══ MATERIAL TO PROCESS ══
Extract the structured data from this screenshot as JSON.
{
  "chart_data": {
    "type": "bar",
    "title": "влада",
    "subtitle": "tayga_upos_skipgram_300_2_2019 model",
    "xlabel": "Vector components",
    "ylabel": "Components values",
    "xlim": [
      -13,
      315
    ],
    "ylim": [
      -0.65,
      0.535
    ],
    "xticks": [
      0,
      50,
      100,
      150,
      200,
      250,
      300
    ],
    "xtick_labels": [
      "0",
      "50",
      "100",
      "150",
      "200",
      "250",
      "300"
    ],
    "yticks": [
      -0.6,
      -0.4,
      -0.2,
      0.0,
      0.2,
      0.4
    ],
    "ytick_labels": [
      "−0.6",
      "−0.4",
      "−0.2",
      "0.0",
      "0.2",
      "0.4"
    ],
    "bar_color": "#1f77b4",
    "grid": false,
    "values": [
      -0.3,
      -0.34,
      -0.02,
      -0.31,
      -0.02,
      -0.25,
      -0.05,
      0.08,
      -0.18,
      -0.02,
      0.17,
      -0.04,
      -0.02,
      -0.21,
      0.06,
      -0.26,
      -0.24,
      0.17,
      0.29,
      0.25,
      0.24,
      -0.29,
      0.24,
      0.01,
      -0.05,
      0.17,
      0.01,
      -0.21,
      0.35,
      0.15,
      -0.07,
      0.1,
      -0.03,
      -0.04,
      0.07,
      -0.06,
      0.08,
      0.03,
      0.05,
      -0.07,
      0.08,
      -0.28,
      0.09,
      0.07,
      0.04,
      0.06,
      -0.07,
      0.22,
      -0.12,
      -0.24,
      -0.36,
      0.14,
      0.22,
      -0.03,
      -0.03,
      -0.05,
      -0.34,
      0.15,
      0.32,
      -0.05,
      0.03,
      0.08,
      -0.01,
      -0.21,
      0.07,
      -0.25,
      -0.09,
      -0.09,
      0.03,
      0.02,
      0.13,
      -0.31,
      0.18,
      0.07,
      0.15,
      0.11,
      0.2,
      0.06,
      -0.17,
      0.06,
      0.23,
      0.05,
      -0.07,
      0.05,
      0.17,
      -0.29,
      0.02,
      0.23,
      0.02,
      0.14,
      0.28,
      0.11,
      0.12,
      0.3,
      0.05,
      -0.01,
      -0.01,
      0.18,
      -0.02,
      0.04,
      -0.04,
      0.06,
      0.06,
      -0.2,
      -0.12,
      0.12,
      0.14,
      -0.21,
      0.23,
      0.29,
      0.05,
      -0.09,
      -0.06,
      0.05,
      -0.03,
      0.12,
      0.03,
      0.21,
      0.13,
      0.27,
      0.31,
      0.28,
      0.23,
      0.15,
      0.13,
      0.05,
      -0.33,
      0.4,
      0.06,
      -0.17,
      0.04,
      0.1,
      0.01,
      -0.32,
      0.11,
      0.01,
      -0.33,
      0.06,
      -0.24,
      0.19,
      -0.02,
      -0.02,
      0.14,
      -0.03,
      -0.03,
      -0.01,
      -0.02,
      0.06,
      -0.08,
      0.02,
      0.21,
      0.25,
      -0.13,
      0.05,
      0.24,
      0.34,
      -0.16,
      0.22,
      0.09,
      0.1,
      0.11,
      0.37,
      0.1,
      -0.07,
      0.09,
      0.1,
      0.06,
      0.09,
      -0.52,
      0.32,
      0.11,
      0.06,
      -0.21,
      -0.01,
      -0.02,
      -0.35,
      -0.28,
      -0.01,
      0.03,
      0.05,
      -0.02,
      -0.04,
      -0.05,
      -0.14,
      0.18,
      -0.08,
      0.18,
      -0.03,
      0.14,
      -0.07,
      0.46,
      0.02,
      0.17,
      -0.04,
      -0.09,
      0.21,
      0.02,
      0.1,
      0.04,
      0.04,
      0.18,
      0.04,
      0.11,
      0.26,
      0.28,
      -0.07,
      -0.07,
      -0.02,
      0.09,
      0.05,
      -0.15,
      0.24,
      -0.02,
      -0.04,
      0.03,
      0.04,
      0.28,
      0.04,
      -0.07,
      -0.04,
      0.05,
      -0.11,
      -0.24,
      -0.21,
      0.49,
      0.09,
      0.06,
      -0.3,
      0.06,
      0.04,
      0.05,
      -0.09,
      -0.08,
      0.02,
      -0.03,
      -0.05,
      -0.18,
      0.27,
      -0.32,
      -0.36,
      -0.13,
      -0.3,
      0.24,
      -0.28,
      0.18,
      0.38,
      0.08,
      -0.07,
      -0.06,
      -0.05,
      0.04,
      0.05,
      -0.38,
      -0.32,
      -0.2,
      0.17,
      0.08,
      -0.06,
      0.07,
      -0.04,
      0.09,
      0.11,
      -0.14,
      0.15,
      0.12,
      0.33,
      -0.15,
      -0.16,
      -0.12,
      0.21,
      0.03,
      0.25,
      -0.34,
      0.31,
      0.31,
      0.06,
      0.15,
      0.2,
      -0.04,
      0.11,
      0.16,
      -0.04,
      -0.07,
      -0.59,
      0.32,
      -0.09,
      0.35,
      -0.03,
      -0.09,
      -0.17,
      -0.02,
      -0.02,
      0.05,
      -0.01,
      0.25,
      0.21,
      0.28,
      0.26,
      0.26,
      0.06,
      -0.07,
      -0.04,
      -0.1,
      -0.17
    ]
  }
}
═══
» REQUIRED TASK:
Repeat every record exactly as written, please.

» RESPONSE TO THE TASK:
Extract the structured data from this screenshot as JSON.
{
  "chart_data": {
    "type": "bar",
    "title": "влада",
    "subtitle": "tayga_upos_skipgram_300_2_2019 model",
    "xlabel": "Vector components",
    "ylabel": "Components values",
    "xlim": [
      -13,
      315
    ],
    "ylim": [
      -0.65,
      0.535
    ],
    "xticks": [
      0,
      50,
      100,
      150,
      200,
      250,
      300
    ],
    "xtick_labels": [
      "0",
      "50",
      "100",
      "150",
      "200",
      "250",
      "300"
    ],
    "yticks": [
      -0.6,
      -0.4,
      -0.2,
      0.0,
      0.2,
      0.4
    ],
    "ytick_labels": [
      "−0.6",
      "−0.4",
      "−0.2",
      "0.0",
      "0.2",
      "0.4"
    ],
    "bar_color": "#1f77b4",
    "grid": false,
    "values": [
      -0.3,
      -0.34,
      -0.02,
      -0.31,
      -0.02,
      -0.25,
      -0.05,
      0.08,
      -0.18,
      -0.02,
      0.17,
      -0.04,
      -0.02,
      -0.21,
      0.06,
      -0.26,
      -0.24,
      0.17,
      0.29,
      0.25,
      0.24,
      -0.29,
      0.24,
      0.01,
      -0.05,
      0.17,
      0.01,
      -0.21,
      0.35,
      0.15,
      -0.07,
      0.1,
      -0.03,
      -0.04,
      0.07,
      -0.06,
      0.08,
      0.03,
      0.05,
      -0.07,
      0.08,
      -0.28,
      0.09,
      0.07,
      0.04,
      0.06,
      -0.07,
      0.22,
      -0.12,
      -0.24,
      -0.36,
      0.14,
      0.22,
      -0.03,
      -0.03,
      -0.05,
      -0.34,
      0.15,
      0.32,
      -0.05,
      0.03,
      0.08,
      -0.01,
      -0.21,
      0.07,
      -0.25,
      -0.09,
      -0.09,
      0.03,
      0.02,
      0.13,
      -0.31,
      0.18,
      0.07,
      0.15,
      0.11,
      0.2,
      0.06,
      -0.17,
      0.06,
      0.23,
      0.05,
      -0.07,
      0.05,
      0.17,
      -0.29,
      0.02,
      0.23,
      0.02,
      0.14,
      0.28,
      0.11,
      0.12,
      0.3,
      0.05,
      -0.01,
      -0.01,
      0.18,
      -0.02,
      0.04,
      -0.04,
      0.06,
      0.06,
      -0.2,
      -0.12,
      0.12,
      0.14,
      -0.21,
      0.23,
      0.29,
      0.05,
      -0.09,
      -0.06,
      0.05,
      -0.03,
      0.12,
      0.03,
      0.21,
      0.13,
      0.27,
      0.31,
      0.28,
      0.23,
      0.15,
      0.13,
      0.05,
      -0.33,
      0.4,
      0.06,
      -0.17,
      0.04,
      0.1,
      0.01,
      -0.32,
      0.11,
      0.01,
      -0.33,
      0.06,
      -0.24,
      0.19,
      -0.02,
      -0.02,
      0.14,
      -0.03,
      -0.03,
      -0.01,
      -0.02,
      0.06,
      -0.08,
      0.02,
      0.21,
      0.25,
      -0.13,
      0.05,
      0.24,
      0.34,
      -0.16,
      0.22,
      0.09,
      0.1,
      0.11,
      0.37,
      0.1,
      -0.07,
      0.09,
      0.1,
      0.06,
      0.09,
      -0.52,
      0.32,
      0.11,
      0.06,
      -0.21,
      -0.01,
      -0.02,
      -0.35,
      -0.28,
      -0.01,
      0.03,
      0.05,
      -0.02,
      -0.04,
      -0.05,
      -0.14,
      0.18,
      -0.08,
      0.18,
      -0.03,
      0.14,
      -0.07,
      0.46,
      0.02,
      0.17,
      -0.04,
      -0.09,
      0.21,
      0.02,
      0.1,
      0.04,
      0.04,
      0.18,
      0.04,
      0.11,
      0.26,
      0.28,
      -0.07,
      -0.07,
      -0.02,
      0.09,
      0.05,
      -0.15,
      0.24,
      -0.02,
      -0.04,
      0.03,
      0.04,
      0.28,
      0.04,
      -0.07,
      -0.04,
      0.05,
      -0.11,
      -0.24,
      -0.21,
      0.49,
      0.09,
      0.06,
      -0.3,
      0.06,
      0.04,
      0.05,
      -0.09,
      -0.08,
      0.02,
      -0.03,
      -0.05,
      -0.18,
      0.27,
      -0.32,
      -0.36,
      -0.13,
      -0.3,
      0.24,
      -0.28,
      0.18,
      0.38,
      0.08,
      -0.07,
      -0.06,
      -0.05,
      0.04,
      0.05,
      -0.38,
      -0.32,
      -0.2,
      0.17,
      0.08,
      -0.06,
      0.07,
      -0.04,
      0.09,
      0.11,
      -0.14,
      0.15,
      0.12,
      0.33,
      -0.15,
      -0.16,
      -0.12,
      0.21,
      0.03,
      0.25,
      -0.34,
      0.31,
      0.31,
      0.06,
      0.15,
      0.2,
      -0.04,
      0.11,
      0.16,
      -0.04,
      -0.07,
      -0.59,
      0.32,
      -0.09,
      0.35,
      -0.03,
      -0.09,
      -0.17,
      -0.02,
      -0.02,
      0.05,
      -0.01,
      0.25,
      0.21,
      0.28,
      0.26,
      0.26,
      0.06,
      -0.07,
      -0.04,
      -0.1,
      -0.17
    ]
  }
}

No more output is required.